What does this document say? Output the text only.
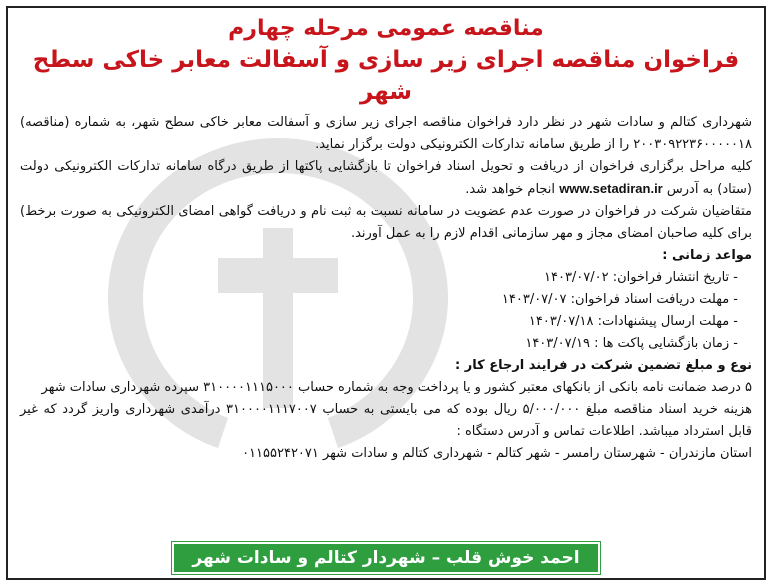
مناقصه عمومی مرحله چهارم
فراخوان مناقصه اجرای زیر سازی و آسفالت معابر خاکی سطح شهر

شهرداری کتالم و سادات شهر در نظر دارد فراخوان مناقصه اجرای زیر سازی و آسفالت معابر خاکی سطح شهر، به شماره (مناقصه) ۲۰۰۳۰۹۲۲۳۶۰۰۰۰۰۱۸ را از طریق سامانه تدارکات الکترونیکی دولت برگزار نماید.

کلیه مراحل برگزاری فراخوان از دریافت و تحویل اسناد فراخوان تا بازگشایی پاکتها از طریق درگاه سامانه تدارکات الکترونیکی دولت (ستاد) به آدرس www.setadiran.ir انجام خواهد شد.

متقاضیان شرکت در فراخوان در صورت عدم عضویت در سامانه نسبت به ثبت نام و دریافت گواهی امضای الکترونیکی به صورت برخط) برای کلیه صاحبان امضای مجاز و مهر سازمانی اقدام لازم را به عمل آورند.

مواعد زمانی :

- تاریخ انتشار فراخوان: ۱۴۰۳/۰۷/۰۲

- مهلت دریافت اسناد فراخوان: ۱۴۰۳/۰۷/۰۷

- مهلت ارسال پیشنهادات: ۱۴۰۳/۰۷/۱۸

- زمان بازگشایی پاکت ها : ۱۴۰۳/۰۷/۱۹

نوع و مبلغ تضمین شرکت در فرایند ارجاع کار :

۵ درصد ضمانت نامه بانکی از بانکهای معتبر کشور و یا پرداخت وجه به شماره حساب ۳۱۰۰۰۰۱۱۱۵۰۰۰ سپرده شهرداری سادات شهر

هزینه خرید اسناد مناقصه مبلغ ۵/۰۰۰/۰۰۰ ریال بوده که می بایستی به حساب ۳۱۰۰۰۰۱۱۱۷۰۰۷ درآمدی شهرداری واریز گردد که غیر قابل استرداد میباشد. اطلاعات تماس و آدرس دستگاه :

استان مازندران - شهرستان رامسر - شهر کتالم - شهرداری کتالم و سادات شهر ۰۱۱۵۵۲۴۲۰۷۱

احمد خوش قلب – شهردار کتالم و سادات شهر
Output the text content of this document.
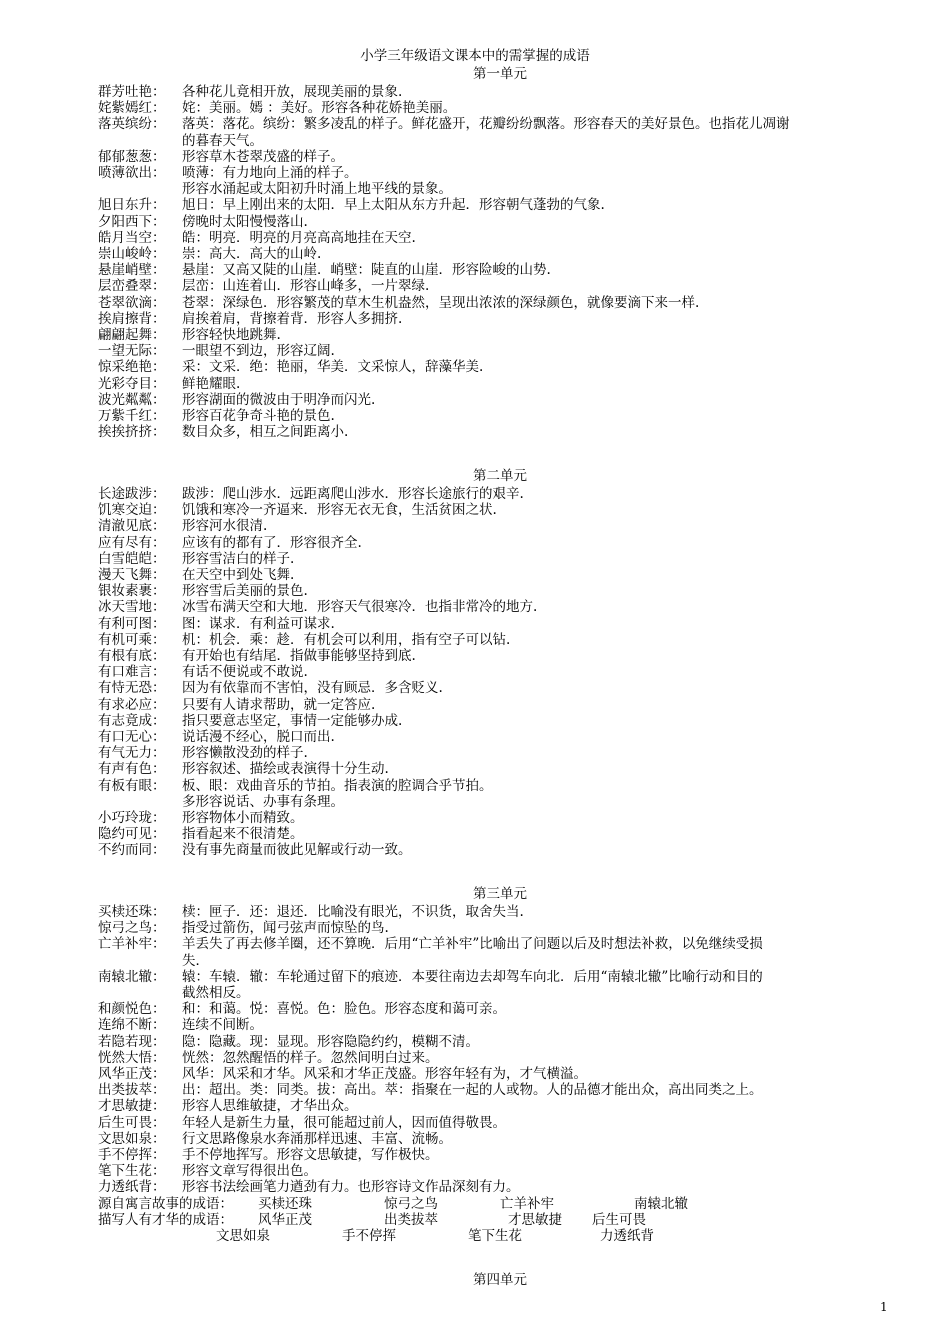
小学三年级语文课本中的需掌握的成语
第一单元
群芳吐艳： 各种花儿竟相开放，展现美丽的景象.
姹紫嫣红： 姹：美丽。嫣 ：美好。形容各种花娇艳美丽。
落英缤纷： 落英：落花。缤纷：繁多凌乱的样子。鲜花盛开，花瓣纷纷飘落。形容春天的美好景色。也指花儿凋谢
的暮春天气。
郁郁葱葱： 形容草木苍翠茂盛的样子。
喷薄欲出： 喷薄：有力地向上涌的样子。
形容水涌起或太阳初升时涌上地平线的景象。
旭日东升： 旭日：早上刚出来的太阳．早上太阳从东方升起．形容朝气蓬勃的气象.
夕阳西下： 傍晚时太阳慢慢落山.
皓月当空： 皓：明亮．明亮的月亮高高地挂在天空.
崇山峻岭： 崇：高大．高大的山岭.
悬崖峭壁： 悬崖：又高又陡的山崖．峭壁：陡直的山崖．形容险峻的山势.
层峦叠翠： 层峦：山连着山．形容山峰多，一片翠绿.
苍翠欲滴： 苍翠：深绿色．形容繁茂的草木生机盎然，呈现出浓浓的深绿颜色，就像要滴下来一样.
挨肩擦背： 肩挨着肩，背擦着背．形容人多拥挤.
翩翩起舞： 形容轻快地跳舞.
一望无际： 一眼望不到边，形容辽阔.
惊采绝艳： 采：文采．绝：艳丽，华美．文采惊人，辞藻华美.
光彩夺目： 鲜艳耀眼.
波光粼粼： 形容湖面的微波由于明净而闪光.
万紫千红： 形容百花争奇斗艳的景色.
挨挨挤挤： 数目众多，相互之间距离小.
第二单元
长途跋涉： 跋涉：爬山涉水．远距离爬山涉水．形容长途旅行的艰辛.
饥寒交迫： 饥饿和寒冷一齐逼来．形容无衣无食，生活贫困之状.
清澈见底： 形容河水很清.
应有尽有： 应该有的都有了．形容很齐全.
白雪皑皑： 形容雪洁白的样子.
漫天飞舞： 在天空中到处飞舞.
银妆素裹： 形容雪后美丽的景色.
冰天雪地： 冰雪布满天空和大地．形容天气很寒冷．也指非常冷的地方.
有利可图： 图：谋求．有利益可谋求.
有机可乘： 机：机会．乘：趁．有机会可以利用，指有空子可以钻.
有根有底： 有开始也有结尾．指做事能够坚持到底.
有口难言： 有话不便说或不敢说.
有恃无恐： 因为有依靠而不害怕，没有顾忌．多含贬义.
有求必应： 只要有人请求帮助，就一定答应.
有志竟成： 指只要意志坚定，事情一定能够办成.
有口无心： 说话漫不经心，脱口而出.
有气无力： 形容懒散没劲的样子.
有声有色： 形容叙述、描绘或表演得十分生动.
有板有眼： 板、眼：戏曲音乐的节拍。指表演的腔调合乎节拍。
多形容说话、办事有条理。
小巧玲珑： 形容物体小而精致。
隐约可见： 指看起来不很清楚。
不约而同： 没有事先商量而彼此见解或行动一致。
第三单元
买椟还珠： 椟：匣子．还：退还．比喻没有眼光，不识货，取舍失当.
惊弓之鸟： 指受过箭伤，闻弓弦声而惊坠的鸟.
亡羊补牢： 羊丢失了再去修羊圈，还不算晚．后用“亡羊补牢”比喻出了问题以后及时想法补救，以免继续受损
失．
南辕北辙： 辕：车辕．辙：车轮通过留下的痕迹．本要往南边去却驾车向北．后用“南辕北辙”比喻行动和目的
截然相反。
和颜悦色： 和：和蔼。悦：喜悦。色：脸色。形容态度和蔼可亲。
连绵不断： 连续不间断。
若隐若现： 隐：隐藏。现：显现。形容隐隐约约，模糊不清。
恍然大悟： 恍然：忽然醒悟的样子。忽然间明白过来。
风华正茂： 风华：风采和才华。风采和才华正茂盛。形容年轻有为，才气横溢。
出类拔萃： 出：超出。类：同类。拔：高出。萃：指聚在一起的人或物。人的品德才能出众，高出同类之上。
才思敏捷： 形容人思维敏捷，才华出众。
后生可畏： 年轻人是新生力量，很可能超过前人，因而值得敬畏。
文思如泉： 行文思路像泉水奔涌那样迅速、丰富、流畅。
手不停挥： 手不停地挥写。形容文思敏捷，写作极快。
笔下生花： 形容文章写得很出色。
力透纸背： 形容书法绘画笔力遒劲有力。也形容诗文作品深刻有力。
源自寓言故事的成语： 买椟还珠	惊弓之鸟	亡羊补牢	南辕北辙
描写人有才华的成语： 风华正茂	出类拔萃	才思敏捷 后生可畏
文思如泉	手不停挥	笔下生花	力透纸背
第四单元
1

============

WORK TO COMPLETE –
Beginning with the line that contains "Output the text content of this document.", repeat every remaining line of the data exactly, the last line included, and omit pictures.

TASK RESPONSE –
Output the text content of this document.
小学三年级语文课本中的需掌握的成语
第一单元
群芳吐艳： 各种花儿竟相开放，展现美丽的景象.
姹紫嫣红： 姹：美丽。嫣 ：美好。形容各种花娇艳美丽。
落英缤纷： 落英：落花。缤纷：繁多凌乱的样子。鲜花盛开，花瓣纷纷飘落。形容春天的美好景色。也指花儿凋谢
的暮春天气。
郁郁葱葱： 形容草木苍翠茂盛的样子。
喷薄欲出： 喷薄：有力地向上涌的样子。
形容水涌起或太阳初升时涌上地平线的景象。
旭日东升： 旭日：早上刚出来的太阳．早上太阳从东方升起．形容朝气蓬勃的气象.
夕阳西下： 傍晚时太阳慢慢落山.
皓月当空： 皓：明亮．明亮的月亮高高地挂在天空.
崇山峻岭： 崇：高大．高大的山岭.
悬崖峭壁： 悬崖：又高又陡的山崖．峭壁：陡直的山崖．形容险峻的山势.
层峦叠翠： 层峦：山连着山．形容山峰多，一片翠绿.
苍翠欲滴： 苍翠：深绿色．形容繁茂的草木生机盎然，呈现出浓浓的深绿颜色，就像要滴下来一样.
挨肩擦背： 肩挨着肩，背擦着背．形容人多拥挤.
翩翩起舞： 形容轻快地跳舞.
一望无际： 一眼望不到边，形容辽阔.
惊采绝艳： 采：文采．绝：艳丽，华美．文采惊人，辞藻华美.
光彩夺目： 鲜艳耀眼.
波光粼粼： 形容湖面的微波由于明净而闪光.
万紫千红： 形容百花争奇斗艳的景色.
挨挨挤挤： 数目众多，相互之间距离小.
第二单元
长途跋涉： 跋涉：爬山涉水．远距离爬山涉水．形容长途旅行的艰辛.
饥寒交迫： 饥饿和寒冷一齐逼来．形容无衣无食，生活贫困之状.
清澈见底： 形容河水很清.
应有尽有： 应该有的都有了．形容很齐全.
白雪皑皑： 形容雪洁白的样子.
漫天飞舞： 在天空中到处飞舞.
银妆素裹： 形容雪后美丽的景色.
冰天雪地： 冰雪布满天空和大地．形容天气很寒冷．也指非常冷的地方.
有利可图： 图：谋求．有利益可谋求.
有机可乘： 机：机会．乘：趁．有机会可以利用，指有空子可以钻.
有根有底： 有开始也有结尾．指做事能够坚持到底.
有口难言： 有话不便说或不敢说.
有恃无恐： 因为有依靠而不害怕，没有顾忌．多含贬义.
有求必应： 只要有人请求帮助，就一定答应.
有志竟成： 指只要意志坚定，事情一定能够办成.
有口无心： 说话漫不经心，脱口而出.
有气无力： 形容懒散没劲的样子.
有声有色： 形容叙述、描绘或表演得十分生动.
有板有眼： 板、眼：戏曲音乐的节拍。指表演的腔调合乎节拍。
多形容说话、办事有条理。
小巧玲珑： 形容物体小而精致。
隐约可见： 指看起来不很清楚。
不约而同： 没有事先商量而彼此见解或行动一致。
第三单元
买椟还珠： 椟：匣子．还：退还．比喻没有眼光，不识货，取舍失当.
惊弓之鸟： 指受过箭伤，闻弓弦声而惊坠的鸟.
亡羊补牢： 羊丢失了再去修羊圈，还不算晚．后用“亡羊补牢”比喻出了问题以后及时想法补救，以免继续受损
失．
南辕北辙： 辕：车辕．辙：车轮通过留下的痕迹．本要往南边去却驾车向北．后用“南辕北辙”比喻行动和目的
截然相反。
和颜悦色： 和：和蔼。悦：喜悦。色：脸色。形容态度和蔼可亲。
连绵不断： 连续不间断。
若隐若现： 隐：隐藏。现：显现。形容隐隐约约，模糊不清。
恍然大悟： 恍然：忽然醒悟的样子。忽然间明白过来。
风华正茂： 风华：风采和才华。风采和才华正茂盛。形容年轻有为，才气横溢。
出类拔萃： 出：超出。类：同类。拔：高出。萃：指聚在一起的人或物。人的品德才能出众，高出同类之上。
才思敏捷： 形容人思维敏捷，才华出众。
后生可畏： 年轻人是新生力量，很可能超过前人，因而值得敬畏。
文思如泉： 行文思路像泉水奔涌那样迅速、丰富、流畅。
手不停挥： 手不停地挥写。形容文思敏捷，写作极快。
笔下生花： 形容文章写得很出色。
力透纸背： 形容书法绘画笔力遒劲有力。也形容诗文作品深刻有力。
源自寓言故事的成语： 买椟还珠	惊弓之鸟	亡羊补牢	南辕北辙
描写人有才华的成语： 风华正茂	出类拔萃	才思敏捷 后生可畏
文思如泉	手不停挥	笔下生花	力透纸背
第四单元
1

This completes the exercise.